▶ **Work to be completed**: What lines of the data include the string "text"? Copy them all.

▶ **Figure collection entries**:
• • • •
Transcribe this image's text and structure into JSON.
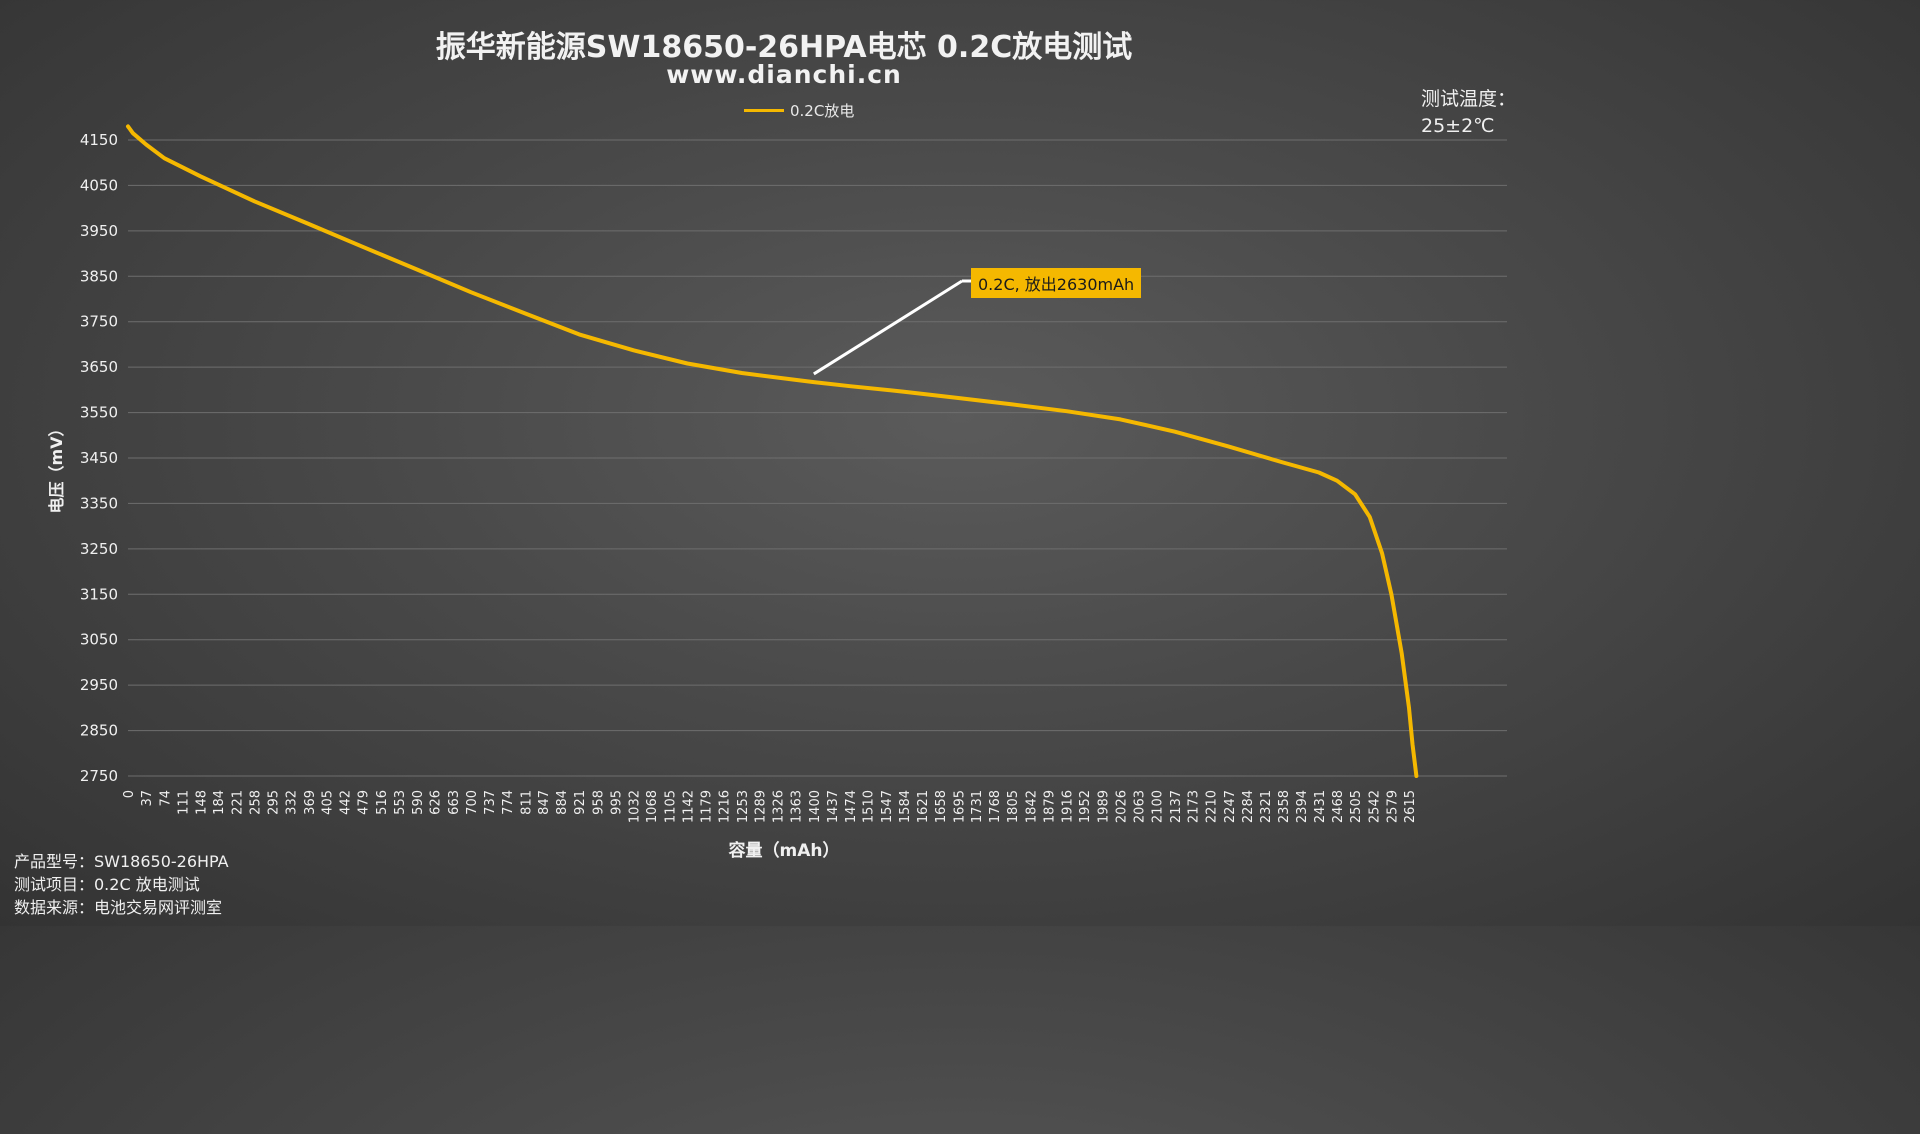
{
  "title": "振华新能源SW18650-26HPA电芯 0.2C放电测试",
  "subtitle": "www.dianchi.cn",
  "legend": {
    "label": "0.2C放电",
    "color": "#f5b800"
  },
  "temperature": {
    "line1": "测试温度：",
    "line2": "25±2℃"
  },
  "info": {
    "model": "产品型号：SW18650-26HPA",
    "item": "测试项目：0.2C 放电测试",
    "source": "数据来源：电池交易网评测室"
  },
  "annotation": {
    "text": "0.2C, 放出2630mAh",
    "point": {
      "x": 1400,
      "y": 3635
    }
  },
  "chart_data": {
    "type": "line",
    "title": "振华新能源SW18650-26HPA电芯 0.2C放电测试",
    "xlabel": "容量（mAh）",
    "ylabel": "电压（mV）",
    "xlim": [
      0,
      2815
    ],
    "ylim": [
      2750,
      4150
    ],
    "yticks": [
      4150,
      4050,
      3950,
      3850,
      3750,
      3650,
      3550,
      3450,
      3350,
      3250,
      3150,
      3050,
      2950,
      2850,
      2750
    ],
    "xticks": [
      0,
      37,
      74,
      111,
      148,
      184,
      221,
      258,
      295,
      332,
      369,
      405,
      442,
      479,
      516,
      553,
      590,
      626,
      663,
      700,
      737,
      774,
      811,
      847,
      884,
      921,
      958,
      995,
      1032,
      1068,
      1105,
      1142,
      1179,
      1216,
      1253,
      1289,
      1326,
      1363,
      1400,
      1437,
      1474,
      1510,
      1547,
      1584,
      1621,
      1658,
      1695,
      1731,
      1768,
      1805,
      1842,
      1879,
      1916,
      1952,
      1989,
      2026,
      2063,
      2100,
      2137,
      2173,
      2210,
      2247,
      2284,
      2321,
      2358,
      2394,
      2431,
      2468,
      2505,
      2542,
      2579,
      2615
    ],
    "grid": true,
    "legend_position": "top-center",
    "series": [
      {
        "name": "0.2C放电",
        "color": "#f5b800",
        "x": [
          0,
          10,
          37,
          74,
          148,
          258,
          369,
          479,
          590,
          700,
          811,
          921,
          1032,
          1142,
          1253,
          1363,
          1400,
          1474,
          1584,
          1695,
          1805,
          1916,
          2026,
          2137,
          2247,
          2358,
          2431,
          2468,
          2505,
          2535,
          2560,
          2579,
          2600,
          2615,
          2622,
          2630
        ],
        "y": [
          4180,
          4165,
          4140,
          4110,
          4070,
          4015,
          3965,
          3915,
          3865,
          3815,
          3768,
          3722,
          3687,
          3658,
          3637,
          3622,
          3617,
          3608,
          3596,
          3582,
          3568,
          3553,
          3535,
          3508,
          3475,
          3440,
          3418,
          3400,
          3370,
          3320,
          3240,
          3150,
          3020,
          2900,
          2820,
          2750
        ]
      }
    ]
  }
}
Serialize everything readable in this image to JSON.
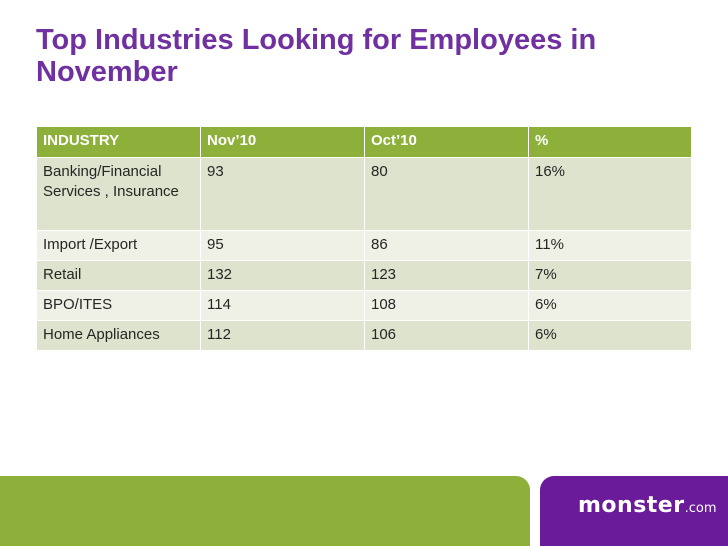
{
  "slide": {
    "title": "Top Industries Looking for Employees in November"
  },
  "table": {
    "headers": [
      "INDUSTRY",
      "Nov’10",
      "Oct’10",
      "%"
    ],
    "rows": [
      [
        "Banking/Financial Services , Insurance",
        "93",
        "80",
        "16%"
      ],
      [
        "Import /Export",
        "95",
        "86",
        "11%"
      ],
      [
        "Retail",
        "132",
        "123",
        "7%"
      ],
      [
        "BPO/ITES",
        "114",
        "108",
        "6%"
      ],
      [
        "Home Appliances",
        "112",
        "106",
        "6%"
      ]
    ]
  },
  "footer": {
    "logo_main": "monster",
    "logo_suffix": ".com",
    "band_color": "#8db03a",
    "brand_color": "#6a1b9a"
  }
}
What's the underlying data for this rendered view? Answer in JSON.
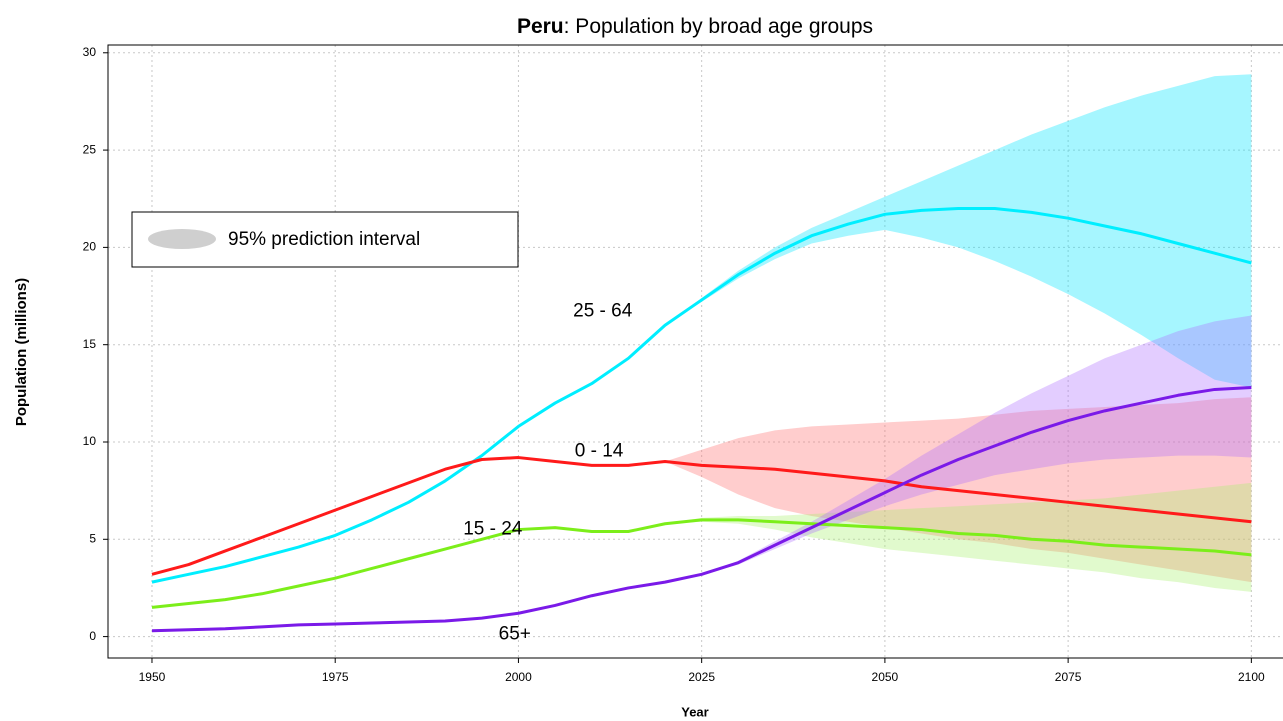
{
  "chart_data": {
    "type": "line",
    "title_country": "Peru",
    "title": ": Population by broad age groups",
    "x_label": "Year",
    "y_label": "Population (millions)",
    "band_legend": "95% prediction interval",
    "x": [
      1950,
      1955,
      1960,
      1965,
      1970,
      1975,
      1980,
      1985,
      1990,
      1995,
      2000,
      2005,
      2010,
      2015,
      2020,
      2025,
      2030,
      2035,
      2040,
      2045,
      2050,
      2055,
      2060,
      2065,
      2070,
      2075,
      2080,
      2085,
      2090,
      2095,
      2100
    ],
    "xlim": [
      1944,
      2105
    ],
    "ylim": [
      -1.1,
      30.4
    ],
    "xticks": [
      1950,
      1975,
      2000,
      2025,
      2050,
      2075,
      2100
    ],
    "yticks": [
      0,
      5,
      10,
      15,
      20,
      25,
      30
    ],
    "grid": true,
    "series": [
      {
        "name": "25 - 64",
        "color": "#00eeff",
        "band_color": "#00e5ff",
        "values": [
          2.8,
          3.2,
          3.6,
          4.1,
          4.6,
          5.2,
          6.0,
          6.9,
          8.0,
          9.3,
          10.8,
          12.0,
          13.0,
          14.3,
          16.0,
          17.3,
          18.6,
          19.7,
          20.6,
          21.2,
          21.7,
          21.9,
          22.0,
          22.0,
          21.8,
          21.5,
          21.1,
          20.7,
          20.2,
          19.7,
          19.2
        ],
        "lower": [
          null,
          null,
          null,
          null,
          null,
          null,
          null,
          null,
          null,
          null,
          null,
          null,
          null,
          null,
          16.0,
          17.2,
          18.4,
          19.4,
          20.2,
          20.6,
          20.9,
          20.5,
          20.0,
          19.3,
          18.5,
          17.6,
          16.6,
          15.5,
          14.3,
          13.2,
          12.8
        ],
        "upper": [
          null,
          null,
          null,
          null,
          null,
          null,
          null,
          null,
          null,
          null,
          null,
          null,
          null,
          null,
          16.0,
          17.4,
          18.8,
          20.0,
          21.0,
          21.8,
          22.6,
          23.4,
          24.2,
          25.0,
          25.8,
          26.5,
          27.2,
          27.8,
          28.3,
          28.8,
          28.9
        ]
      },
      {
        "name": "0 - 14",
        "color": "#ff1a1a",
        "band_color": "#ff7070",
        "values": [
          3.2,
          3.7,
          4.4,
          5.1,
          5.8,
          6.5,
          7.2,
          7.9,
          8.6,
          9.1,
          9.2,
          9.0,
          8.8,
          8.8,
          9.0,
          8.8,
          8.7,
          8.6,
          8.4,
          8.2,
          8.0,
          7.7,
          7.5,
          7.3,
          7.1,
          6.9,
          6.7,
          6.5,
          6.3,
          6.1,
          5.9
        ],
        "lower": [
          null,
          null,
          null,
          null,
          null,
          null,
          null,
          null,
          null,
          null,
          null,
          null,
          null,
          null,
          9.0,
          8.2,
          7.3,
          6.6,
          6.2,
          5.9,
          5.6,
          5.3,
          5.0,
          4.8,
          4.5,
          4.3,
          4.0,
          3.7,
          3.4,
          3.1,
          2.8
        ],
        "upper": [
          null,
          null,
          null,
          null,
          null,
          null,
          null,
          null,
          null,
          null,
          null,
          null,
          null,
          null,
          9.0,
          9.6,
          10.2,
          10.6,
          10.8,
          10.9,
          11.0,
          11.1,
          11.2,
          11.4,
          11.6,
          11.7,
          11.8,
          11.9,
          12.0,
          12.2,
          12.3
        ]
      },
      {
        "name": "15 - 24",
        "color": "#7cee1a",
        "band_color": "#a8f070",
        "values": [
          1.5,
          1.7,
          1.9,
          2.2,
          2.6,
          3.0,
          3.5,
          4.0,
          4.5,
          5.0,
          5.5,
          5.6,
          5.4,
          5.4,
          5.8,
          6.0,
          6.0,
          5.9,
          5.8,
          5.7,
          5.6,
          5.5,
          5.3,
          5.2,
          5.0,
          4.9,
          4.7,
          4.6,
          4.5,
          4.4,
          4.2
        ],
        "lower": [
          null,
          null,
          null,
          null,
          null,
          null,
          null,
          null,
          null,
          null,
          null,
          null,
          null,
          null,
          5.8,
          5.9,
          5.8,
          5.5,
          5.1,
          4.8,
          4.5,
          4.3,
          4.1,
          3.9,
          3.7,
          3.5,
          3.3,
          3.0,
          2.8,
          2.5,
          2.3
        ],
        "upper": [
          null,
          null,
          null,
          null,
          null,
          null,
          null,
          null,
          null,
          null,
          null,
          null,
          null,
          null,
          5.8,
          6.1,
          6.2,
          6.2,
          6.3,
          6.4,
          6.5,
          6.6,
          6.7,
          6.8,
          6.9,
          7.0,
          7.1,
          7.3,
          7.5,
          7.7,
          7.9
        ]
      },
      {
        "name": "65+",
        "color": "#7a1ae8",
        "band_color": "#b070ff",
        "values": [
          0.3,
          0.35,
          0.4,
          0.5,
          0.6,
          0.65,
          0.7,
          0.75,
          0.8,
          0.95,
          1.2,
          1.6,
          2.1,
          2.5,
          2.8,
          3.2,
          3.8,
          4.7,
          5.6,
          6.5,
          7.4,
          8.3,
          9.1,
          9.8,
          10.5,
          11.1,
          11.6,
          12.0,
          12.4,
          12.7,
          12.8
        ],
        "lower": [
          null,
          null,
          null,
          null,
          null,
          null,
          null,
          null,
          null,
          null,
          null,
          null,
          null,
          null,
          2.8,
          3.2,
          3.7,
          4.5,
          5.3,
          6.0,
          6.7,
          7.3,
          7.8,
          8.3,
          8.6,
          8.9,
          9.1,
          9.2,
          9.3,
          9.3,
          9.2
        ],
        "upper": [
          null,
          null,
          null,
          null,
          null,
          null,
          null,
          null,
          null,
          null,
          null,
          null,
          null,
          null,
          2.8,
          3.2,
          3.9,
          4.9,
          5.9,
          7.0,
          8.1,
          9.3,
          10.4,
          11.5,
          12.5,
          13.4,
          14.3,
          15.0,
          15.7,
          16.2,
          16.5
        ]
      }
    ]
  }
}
• • • •
▶ **Correct answer**:
Transcribe this image's text and structure into JSON.
    "text": "0.2C, 放出2630mAh",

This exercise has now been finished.